REQUEST = Without pictures, repeat exactly the lines from the one containing "Transcribe this image's" through the end of the entries.

RECORDED DATA =

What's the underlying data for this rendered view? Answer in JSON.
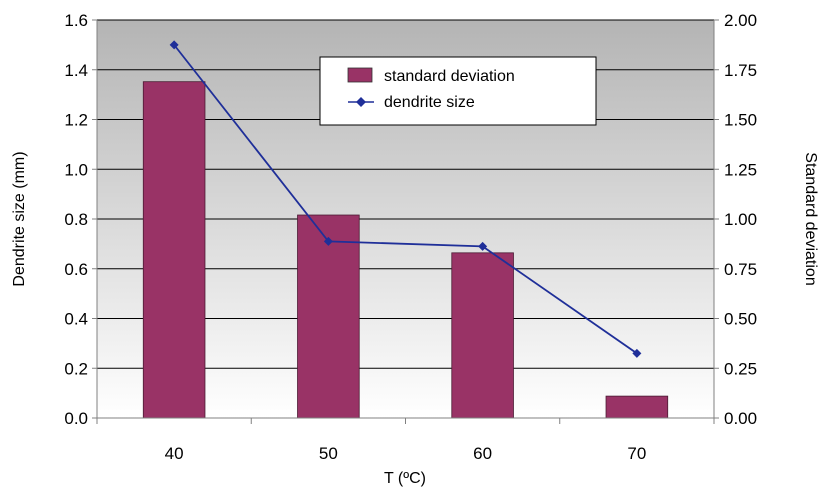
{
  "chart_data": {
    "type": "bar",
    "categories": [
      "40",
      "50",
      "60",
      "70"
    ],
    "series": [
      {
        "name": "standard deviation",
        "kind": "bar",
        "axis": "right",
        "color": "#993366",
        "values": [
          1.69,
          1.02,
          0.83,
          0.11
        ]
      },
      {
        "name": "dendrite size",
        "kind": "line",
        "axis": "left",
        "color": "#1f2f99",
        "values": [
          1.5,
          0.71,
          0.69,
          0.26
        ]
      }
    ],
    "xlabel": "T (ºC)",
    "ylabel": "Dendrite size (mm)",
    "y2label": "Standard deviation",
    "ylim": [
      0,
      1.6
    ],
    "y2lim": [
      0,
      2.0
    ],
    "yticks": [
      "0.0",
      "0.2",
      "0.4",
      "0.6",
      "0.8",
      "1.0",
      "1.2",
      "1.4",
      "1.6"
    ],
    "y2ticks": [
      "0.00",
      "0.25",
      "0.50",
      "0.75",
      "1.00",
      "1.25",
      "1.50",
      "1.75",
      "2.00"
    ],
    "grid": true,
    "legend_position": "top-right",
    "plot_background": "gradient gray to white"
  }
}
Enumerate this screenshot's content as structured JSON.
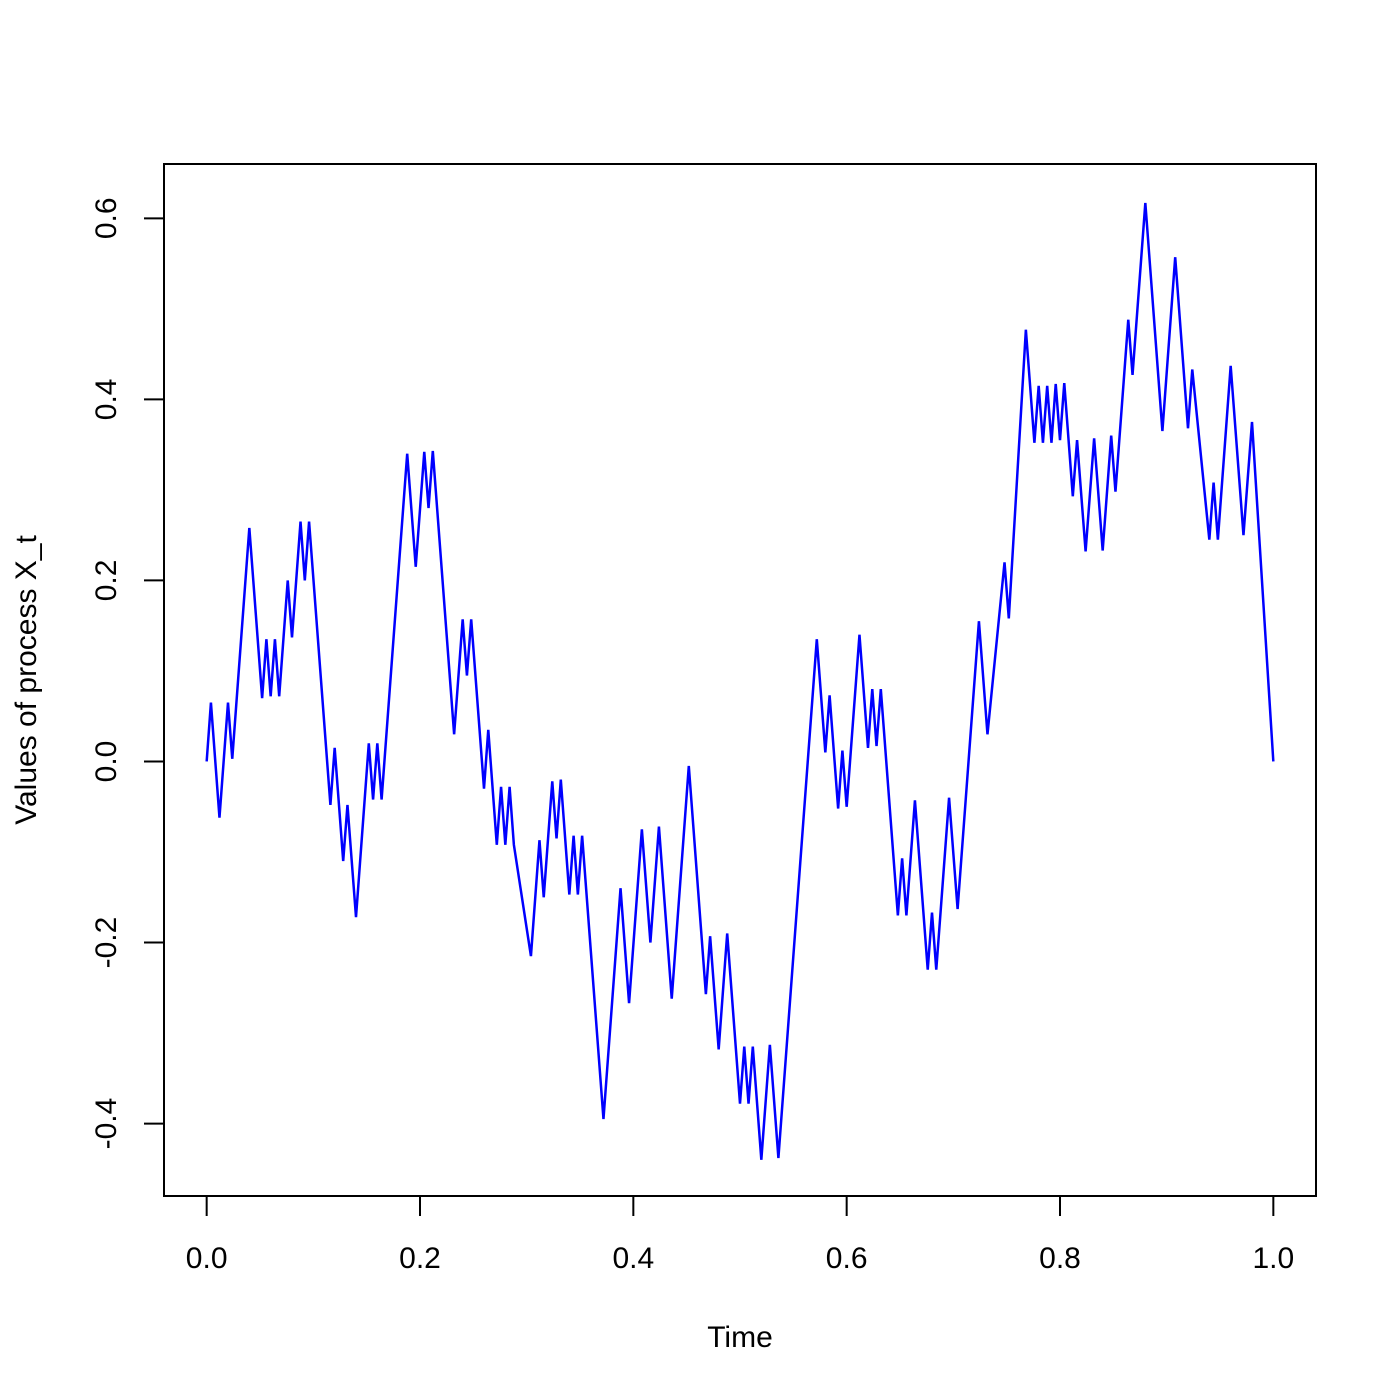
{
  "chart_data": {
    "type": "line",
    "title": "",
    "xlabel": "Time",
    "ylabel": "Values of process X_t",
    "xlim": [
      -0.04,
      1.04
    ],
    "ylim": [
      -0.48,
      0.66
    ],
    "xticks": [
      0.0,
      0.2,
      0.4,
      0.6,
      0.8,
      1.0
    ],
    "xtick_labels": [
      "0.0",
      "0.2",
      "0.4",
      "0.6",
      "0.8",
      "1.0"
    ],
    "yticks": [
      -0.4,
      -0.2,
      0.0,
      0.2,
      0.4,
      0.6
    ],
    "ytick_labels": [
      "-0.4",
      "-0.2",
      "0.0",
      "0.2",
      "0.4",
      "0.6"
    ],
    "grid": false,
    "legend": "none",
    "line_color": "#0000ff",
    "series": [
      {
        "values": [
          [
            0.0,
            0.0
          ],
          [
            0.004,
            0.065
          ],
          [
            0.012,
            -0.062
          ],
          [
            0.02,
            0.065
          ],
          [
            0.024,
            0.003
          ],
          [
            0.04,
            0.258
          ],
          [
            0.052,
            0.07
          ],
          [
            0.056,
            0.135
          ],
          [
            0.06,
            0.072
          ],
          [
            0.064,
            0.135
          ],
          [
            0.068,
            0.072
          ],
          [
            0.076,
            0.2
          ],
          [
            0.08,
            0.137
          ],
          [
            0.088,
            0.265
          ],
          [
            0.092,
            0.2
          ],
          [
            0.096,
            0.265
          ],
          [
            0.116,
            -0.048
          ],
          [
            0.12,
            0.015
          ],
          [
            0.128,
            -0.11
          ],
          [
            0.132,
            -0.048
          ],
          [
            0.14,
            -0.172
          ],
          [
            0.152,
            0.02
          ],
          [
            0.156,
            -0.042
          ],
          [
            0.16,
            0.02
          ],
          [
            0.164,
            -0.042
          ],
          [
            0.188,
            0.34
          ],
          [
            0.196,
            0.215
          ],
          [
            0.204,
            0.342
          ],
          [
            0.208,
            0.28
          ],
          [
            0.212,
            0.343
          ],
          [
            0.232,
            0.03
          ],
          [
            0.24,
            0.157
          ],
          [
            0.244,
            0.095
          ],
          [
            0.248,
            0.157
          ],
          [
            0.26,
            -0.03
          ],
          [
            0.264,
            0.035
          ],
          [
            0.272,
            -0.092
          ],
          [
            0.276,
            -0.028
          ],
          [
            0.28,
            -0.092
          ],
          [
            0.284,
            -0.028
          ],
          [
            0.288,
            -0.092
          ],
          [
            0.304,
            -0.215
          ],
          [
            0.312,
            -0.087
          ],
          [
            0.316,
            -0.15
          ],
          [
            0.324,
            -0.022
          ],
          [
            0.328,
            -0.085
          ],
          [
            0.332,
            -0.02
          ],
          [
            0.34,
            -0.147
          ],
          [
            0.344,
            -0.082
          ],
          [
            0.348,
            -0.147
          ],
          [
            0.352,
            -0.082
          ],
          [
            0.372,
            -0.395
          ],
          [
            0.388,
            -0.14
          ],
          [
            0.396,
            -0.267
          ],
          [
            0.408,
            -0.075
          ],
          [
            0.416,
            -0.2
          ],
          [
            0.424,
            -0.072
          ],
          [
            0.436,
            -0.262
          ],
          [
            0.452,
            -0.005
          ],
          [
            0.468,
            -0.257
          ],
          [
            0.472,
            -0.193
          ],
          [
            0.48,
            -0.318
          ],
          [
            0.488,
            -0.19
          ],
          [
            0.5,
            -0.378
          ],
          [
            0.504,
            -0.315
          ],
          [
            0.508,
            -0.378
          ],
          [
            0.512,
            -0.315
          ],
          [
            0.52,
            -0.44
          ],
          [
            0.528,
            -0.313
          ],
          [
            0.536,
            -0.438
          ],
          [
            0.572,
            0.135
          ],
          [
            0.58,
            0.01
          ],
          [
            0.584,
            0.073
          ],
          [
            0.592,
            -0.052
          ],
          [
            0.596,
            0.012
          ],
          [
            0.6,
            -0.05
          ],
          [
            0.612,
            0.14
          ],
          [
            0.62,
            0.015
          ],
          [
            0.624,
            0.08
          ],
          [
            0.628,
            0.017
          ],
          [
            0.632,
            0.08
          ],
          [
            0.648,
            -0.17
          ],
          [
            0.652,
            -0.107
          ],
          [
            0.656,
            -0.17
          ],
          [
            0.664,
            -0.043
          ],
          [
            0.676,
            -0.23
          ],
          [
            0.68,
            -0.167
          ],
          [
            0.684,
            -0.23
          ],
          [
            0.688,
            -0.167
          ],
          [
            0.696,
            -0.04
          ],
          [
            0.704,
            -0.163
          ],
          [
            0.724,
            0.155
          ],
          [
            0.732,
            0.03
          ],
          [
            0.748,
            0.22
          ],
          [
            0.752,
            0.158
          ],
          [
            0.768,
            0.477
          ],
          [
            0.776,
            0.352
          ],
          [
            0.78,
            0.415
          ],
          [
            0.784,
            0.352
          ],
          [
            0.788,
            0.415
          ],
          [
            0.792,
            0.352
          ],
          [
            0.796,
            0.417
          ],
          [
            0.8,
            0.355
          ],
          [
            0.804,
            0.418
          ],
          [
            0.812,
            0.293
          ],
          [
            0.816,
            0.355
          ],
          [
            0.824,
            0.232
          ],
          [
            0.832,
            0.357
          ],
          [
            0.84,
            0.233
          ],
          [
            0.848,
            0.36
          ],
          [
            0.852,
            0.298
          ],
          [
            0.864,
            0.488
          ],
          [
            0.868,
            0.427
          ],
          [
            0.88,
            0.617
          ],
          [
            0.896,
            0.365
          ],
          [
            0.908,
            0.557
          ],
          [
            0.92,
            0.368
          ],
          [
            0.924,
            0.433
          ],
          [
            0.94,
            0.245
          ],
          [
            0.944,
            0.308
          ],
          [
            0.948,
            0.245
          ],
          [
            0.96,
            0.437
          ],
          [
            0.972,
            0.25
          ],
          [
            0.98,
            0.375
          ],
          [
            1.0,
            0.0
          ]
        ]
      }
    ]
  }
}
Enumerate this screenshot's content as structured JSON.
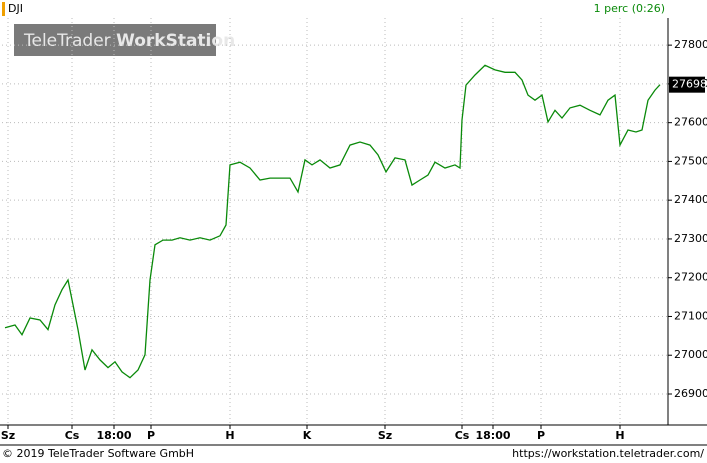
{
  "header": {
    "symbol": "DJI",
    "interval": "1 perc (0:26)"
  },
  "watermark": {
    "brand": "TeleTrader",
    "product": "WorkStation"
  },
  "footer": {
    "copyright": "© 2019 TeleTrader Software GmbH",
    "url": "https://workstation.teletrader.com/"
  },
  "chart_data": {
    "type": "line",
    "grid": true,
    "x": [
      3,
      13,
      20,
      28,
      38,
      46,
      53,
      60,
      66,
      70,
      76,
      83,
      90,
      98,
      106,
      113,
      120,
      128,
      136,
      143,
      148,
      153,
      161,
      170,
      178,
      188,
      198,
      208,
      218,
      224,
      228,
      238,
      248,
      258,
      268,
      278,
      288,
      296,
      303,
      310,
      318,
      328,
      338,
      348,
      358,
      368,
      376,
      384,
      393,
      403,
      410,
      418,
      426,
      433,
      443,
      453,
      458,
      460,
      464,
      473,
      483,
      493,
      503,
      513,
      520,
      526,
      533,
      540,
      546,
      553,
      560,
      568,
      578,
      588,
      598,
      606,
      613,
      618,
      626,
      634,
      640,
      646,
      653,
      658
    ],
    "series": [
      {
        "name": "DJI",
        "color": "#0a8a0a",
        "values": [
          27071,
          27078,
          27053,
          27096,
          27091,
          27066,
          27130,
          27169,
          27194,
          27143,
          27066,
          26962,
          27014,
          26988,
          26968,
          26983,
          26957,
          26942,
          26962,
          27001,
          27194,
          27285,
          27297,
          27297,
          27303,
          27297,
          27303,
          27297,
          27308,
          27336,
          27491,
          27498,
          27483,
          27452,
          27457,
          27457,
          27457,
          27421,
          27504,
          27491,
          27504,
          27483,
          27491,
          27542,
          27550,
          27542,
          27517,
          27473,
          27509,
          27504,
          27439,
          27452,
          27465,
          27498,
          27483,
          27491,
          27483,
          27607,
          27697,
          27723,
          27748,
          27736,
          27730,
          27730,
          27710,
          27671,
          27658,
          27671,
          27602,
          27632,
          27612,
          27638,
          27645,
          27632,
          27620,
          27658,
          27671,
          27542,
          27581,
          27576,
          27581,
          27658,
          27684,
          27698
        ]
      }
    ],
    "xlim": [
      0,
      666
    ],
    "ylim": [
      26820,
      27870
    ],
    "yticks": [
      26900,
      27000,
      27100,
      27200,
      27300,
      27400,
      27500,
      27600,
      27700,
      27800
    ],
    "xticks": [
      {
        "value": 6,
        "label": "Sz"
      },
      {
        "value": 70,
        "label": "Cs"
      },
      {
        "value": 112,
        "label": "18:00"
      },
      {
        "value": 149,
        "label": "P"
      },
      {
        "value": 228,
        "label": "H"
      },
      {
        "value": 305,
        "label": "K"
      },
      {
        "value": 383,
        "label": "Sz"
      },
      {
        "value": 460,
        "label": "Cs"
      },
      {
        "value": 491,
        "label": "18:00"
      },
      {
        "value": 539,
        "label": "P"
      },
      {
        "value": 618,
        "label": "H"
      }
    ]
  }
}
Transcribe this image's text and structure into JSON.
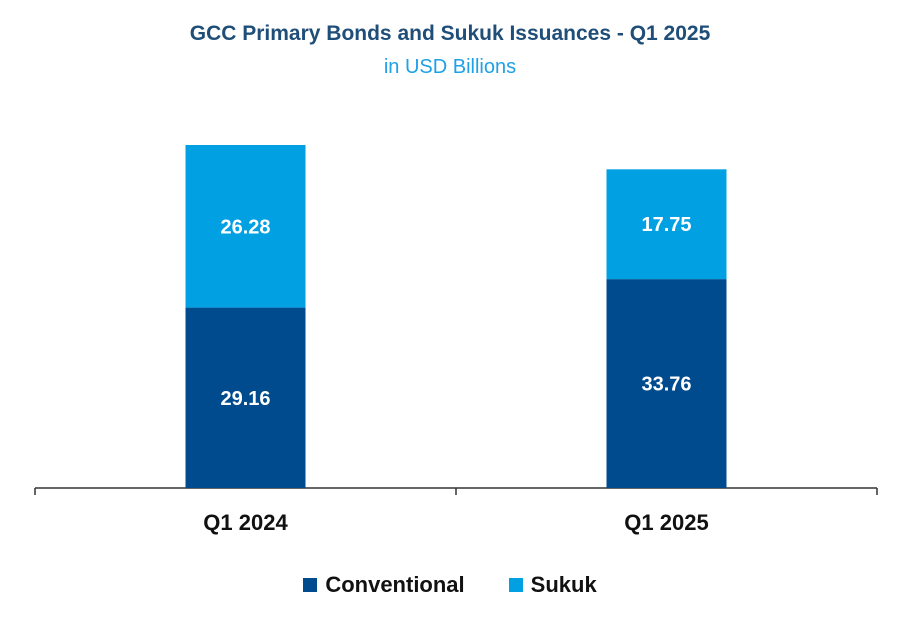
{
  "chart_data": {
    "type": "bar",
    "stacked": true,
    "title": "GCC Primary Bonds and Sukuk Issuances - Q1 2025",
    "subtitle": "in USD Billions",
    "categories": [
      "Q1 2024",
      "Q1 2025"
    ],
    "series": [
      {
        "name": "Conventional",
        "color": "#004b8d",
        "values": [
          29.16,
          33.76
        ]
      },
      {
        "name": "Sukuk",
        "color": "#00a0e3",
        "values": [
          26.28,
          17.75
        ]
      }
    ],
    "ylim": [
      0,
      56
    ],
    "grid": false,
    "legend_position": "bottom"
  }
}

ANSWER BELOW =
Transcribe this image's text and structure into JSON.
{
  "chart_data": {
    "type": "bar",
    "stacked": true,
    "title": "GCC Primary Bonds and Sukuk Issuances - Q1 2025",
    "subtitle": "in USD Billions",
    "categories": [
      "Q1 2024",
      "Q1 2025"
    ],
    "series": [
      {
        "name": "Conventional",
        "color": "#004b8d",
        "values": [
          29.16,
          33.76
        ]
      },
      {
        "name": "Sukuk",
        "color": "#00a0e3",
        "values": [
          26.28,
          17.75
        ]
      }
    ],
    "ylim": [
      0,
      56
    ],
    "grid": false,
    "legend_position": "bottom"
  }
}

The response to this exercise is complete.